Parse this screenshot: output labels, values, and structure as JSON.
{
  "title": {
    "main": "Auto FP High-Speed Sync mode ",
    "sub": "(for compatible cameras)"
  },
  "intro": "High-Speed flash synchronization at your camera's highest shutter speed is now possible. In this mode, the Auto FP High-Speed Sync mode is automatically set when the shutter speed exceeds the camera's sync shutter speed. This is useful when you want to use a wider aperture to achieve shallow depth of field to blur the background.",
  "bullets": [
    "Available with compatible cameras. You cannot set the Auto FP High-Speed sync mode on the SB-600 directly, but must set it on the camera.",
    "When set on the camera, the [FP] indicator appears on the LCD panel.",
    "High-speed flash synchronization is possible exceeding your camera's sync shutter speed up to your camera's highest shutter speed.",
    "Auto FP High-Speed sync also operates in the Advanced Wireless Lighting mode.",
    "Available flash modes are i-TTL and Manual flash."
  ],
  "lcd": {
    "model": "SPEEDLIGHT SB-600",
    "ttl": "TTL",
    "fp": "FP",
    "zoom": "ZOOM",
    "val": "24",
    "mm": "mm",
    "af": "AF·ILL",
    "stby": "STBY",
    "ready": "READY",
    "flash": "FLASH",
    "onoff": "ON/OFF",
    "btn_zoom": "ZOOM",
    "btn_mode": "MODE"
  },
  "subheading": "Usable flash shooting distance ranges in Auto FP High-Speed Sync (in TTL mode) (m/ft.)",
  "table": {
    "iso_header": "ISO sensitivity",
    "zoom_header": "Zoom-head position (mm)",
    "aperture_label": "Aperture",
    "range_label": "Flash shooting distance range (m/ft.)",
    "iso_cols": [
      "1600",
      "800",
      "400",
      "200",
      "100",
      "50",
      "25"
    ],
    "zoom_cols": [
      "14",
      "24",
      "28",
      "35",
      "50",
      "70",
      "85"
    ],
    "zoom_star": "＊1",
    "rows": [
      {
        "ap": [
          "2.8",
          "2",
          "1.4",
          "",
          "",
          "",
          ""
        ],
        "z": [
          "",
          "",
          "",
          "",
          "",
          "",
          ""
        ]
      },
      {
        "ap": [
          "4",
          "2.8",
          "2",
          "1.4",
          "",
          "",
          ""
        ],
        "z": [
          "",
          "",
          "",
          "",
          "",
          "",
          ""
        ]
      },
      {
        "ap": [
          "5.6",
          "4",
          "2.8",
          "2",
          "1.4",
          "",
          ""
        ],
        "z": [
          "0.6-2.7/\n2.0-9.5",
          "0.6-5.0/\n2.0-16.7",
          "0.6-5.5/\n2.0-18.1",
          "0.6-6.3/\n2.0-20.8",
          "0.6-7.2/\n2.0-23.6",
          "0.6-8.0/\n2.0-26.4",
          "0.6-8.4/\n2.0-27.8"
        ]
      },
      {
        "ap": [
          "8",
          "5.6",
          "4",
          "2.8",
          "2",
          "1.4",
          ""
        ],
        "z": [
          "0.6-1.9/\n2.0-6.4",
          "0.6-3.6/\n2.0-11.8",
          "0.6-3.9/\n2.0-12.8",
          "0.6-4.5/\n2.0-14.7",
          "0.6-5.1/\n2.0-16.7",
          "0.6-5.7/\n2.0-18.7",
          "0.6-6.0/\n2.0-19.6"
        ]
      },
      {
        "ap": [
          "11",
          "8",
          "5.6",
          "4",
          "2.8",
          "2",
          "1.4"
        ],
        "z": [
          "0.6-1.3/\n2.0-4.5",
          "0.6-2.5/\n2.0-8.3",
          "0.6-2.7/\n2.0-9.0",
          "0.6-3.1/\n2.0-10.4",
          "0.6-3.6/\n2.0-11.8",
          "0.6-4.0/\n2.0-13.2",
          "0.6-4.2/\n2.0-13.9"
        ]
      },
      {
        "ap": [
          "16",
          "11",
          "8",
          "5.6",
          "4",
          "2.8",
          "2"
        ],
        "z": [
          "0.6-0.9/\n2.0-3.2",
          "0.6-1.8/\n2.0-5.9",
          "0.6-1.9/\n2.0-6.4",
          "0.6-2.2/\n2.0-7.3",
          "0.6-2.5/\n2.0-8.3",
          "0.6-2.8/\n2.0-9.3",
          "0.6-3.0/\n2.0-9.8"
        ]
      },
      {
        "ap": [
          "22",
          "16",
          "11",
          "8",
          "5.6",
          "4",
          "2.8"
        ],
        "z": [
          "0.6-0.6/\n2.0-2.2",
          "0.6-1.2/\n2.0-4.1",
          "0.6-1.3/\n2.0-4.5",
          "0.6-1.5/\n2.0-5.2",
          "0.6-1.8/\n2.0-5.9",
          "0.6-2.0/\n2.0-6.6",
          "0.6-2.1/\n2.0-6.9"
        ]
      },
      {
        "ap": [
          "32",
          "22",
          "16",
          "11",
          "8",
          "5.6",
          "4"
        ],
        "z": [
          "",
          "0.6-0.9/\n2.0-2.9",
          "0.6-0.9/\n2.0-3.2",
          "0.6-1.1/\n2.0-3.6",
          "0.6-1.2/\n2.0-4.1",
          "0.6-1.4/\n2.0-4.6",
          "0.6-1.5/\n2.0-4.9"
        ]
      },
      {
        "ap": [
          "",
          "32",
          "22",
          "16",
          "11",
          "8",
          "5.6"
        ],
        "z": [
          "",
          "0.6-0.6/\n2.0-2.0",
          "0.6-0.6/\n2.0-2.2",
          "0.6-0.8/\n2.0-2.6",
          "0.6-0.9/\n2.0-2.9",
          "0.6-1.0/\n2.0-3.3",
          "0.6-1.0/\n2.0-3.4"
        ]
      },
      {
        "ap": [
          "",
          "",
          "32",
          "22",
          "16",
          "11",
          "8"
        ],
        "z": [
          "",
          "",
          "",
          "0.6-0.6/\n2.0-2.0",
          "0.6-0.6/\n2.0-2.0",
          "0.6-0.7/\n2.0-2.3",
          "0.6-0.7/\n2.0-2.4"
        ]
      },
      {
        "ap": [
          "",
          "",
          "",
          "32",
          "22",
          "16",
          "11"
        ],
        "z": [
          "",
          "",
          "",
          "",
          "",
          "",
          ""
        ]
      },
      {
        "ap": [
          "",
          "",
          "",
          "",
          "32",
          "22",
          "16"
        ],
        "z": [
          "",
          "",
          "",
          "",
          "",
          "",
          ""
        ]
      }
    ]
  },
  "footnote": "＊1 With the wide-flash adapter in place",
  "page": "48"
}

________________________________________

OBJECTIVE: Retype the records above exactly.

SOLUTION FOR THIS TASK:
Parse this screenshot: output labels, values, and structure as JSON.
{
  "title": {
    "main": "Auto FP High-Speed Sync mode ",
    "sub": "(for compatible cameras)"
  },
  "intro": "High-Speed flash synchronization at your camera's highest shutter speed is now possible. In this mode, the Auto FP High-Speed Sync mode is automatically set when the shutter speed exceeds the camera's sync shutter speed. This is useful when you want to use a wider aperture to achieve shallow depth of field to blur the background.",
  "bullets": [
    "Available with compatible cameras. You cannot set the Auto FP High-Speed sync mode on the SB-600 directly, but must set it on the camera.",
    "When set on the camera, the [FP] indicator appears on the LCD panel.",
    "High-speed flash synchronization is possible exceeding your camera's sync shutter speed up to your camera's highest shutter speed.",
    "Auto FP High-Speed sync also operates in the Advanced Wireless Lighting mode.",
    "Available flash modes are i-TTL and Manual flash."
  ],
  "lcd": {
    "model": "SPEEDLIGHT SB-600",
    "ttl": "TTL",
    "fp": "FP",
    "zoom": "ZOOM",
    "val": "24",
    "mm": "mm",
    "af": "AF·ILL",
    "stby": "STBY",
    "ready": "READY",
    "flash": "FLASH",
    "onoff": "ON/OFF",
    "btn_zoom": "ZOOM",
    "btn_mode": "MODE"
  },
  "subheading": "Usable flash shooting distance ranges in Auto FP High-Speed Sync (in TTL mode) (m/ft.)",
  "table": {
    "iso_header": "ISO sensitivity",
    "zoom_header": "Zoom-head position (mm)",
    "aperture_label": "Aperture",
    "range_label": "Flash shooting distance range (m/ft.)",
    "iso_cols": [
      "1600",
      "800",
      "400",
      "200",
      "100",
      "50",
      "25"
    ],
    "zoom_cols": [
      "14",
      "24",
      "28",
      "35",
      "50",
      "70",
      "85"
    ],
    "zoom_star": "＊1",
    "rows": [
      {
        "ap": [
          "2.8",
          "2",
          "1.4",
          "",
          "",
          "",
          ""
        ],
        "z": [
          "",
          "",
          "",
          "",
          "",
          "",
          ""
        ]
      },
      {
        "ap": [
          "4",
          "2.8",
          "2",
          "1.4",
          "",
          "",
          ""
        ],
        "z": [
          "",
          "",
          "",
          "",
          "",
          "",
          ""
        ]
      },
      {
        "ap": [
          "5.6",
          "4",
          "2.8",
          "2",
          "1.4",
          "",
          ""
        ],
        "z": [
          "0.6-2.7/\n2.0-9.5",
          "0.6-5.0/\n2.0-16.7",
          "0.6-5.5/\n2.0-18.1",
          "0.6-6.3/\n2.0-20.8",
          "0.6-7.2/\n2.0-23.6",
          "0.6-8.0/\n2.0-26.4",
          "0.6-8.4/\n2.0-27.8"
        ]
      },
      {
        "ap": [
          "8",
          "5.6",
          "4",
          "2.8",
          "2",
          "1.4",
          ""
        ],
        "z": [
          "0.6-1.9/\n2.0-6.4",
          "0.6-3.6/\n2.0-11.8",
          "0.6-3.9/\n2.0-12.8",
          "0.6-4.5/\n2.0-14.7",
          "0.6-5.1/\n2.0-16.7",
          "0.6-5.7/\n2.0-18.7",
          "0.6-6.0/\n2.0-19.6"
        ]
      },
      {
        "ap": [
          "11",
          "8",
          "5.6",
          "4",
          "2.8",
          "2",
          "1.4"
        ],
        "z": [
          "0.6-1.3/\n2.0-4.5",
          "0.6-2.5/\n2.0-8.3",
          "0.6-2.7/\n2.0-9.0",
          "0.6-3.1/\n2.0-10.4",
          "0.6-3.6/\n2.0-11.8",
          "0.6-4.0/\n2.0-13.2",
          "0.6-4.2/\n2.0-13.9"
        ]
      },
      {
        "ap": [
          "16",
          "11",
          "8",
          "5.6",
          "4",
          "2.8",
          "2"
        ],
        "z": [
          "0.6-0.9/\n2.0-3.2",
          "0.6-1.8/\n2.0-5.9",
          "0.6-1.9/\n2.0-6.4",
          "0.6-2.2/\n2.0-7.3",
          "0.6-2.5/\n2.0-8.3",
          "0.6-2.8/\n2.0-9.3",
          "0.6-3.0/\n2.0-9.8"
        ]
      },
      {
        "ap": [
          "22",
          "16",
          "11",
          "8",
          "5.6",
          "4",
          "2.8"
        ],
        "z": [
          "0.6-0.6/\n2.0-2.2",
          "0.6-1.2/\n2.0-4.1",
          "0.6-1.3/\n2.0-4.5",
          "0.6-1.5/\n2.0-5.2",
          "0.6-1.8/\n2.0-5.9",
          "0.6-2.0/\n2.0-6.6",
          "0.6-2.1/\n2.0-6.9"
        ]
      },
      {
        "ap": [
          "32",
          "22",
          "16",
          "11",
          "8",
          "5.6",
          "4"
        ],
        "z": [
          "",
          "0.6-0.9/\n2.0-2.9",
          "0.6-0.9/\n2.0-3.2",
          "0.6-1.1/\n2.0-3.6",
          "0.6-1.2/\n2.0-4.1",
          "0.6-1.4/\n2.0-4.6",
          "0.6-1.5/\n2.0-4.9"
        ]
      },
      {
        "ap": [
          "",
          "32",
          "22",
          "16",
          "11",
          "8",
          "5.6"
        ],
        "z": [
          "",
          "0.6-0.6/\n2.0-2.0",
          "0.6-0.6/\n2.0-2.2",
          "0.6-0.8/\n2.0-2.6",
          "0.6-0.9/\n2.0-2.9",
          "0.6-1.0/\n2.0-3.3",
          "0.6-1.0/\n2.0-3.4"
        ]
      },
      {
        "ap": [
          "",
          "",
          "32",
          "22",
          "16",
          "11",
          "8"
        ],
        "z": [
          "",
          "",
          "",
          "0.6-0.6/\n2.0-2.0",
          "0.6-0.6/\n2.0-2.0",
          "0.6-0.7/\n2.0-2.3",
          "0.6-0.7/\n2.0-2.4"
        ]
      },
      {
        "ap": [
          "",
          "",
          "",
          "32",
          "22",
          "16",
          "11"
        ],
        "z": [
          "",
          "",
          "",
          "",
          "",
          "",
          ""
        ]
      },
      {
        "ap": [
          "",
          "",
          "",
          "",
          "32",
          "22",
          "16"
        ],
        "z": [
          "",
          "",
          "",
          "",
          "",
          "",
          ""
        ]
      }
    ]
  },
  "footnote": "＊1 With the wide-flash adapter in place",
  "page": "48"
}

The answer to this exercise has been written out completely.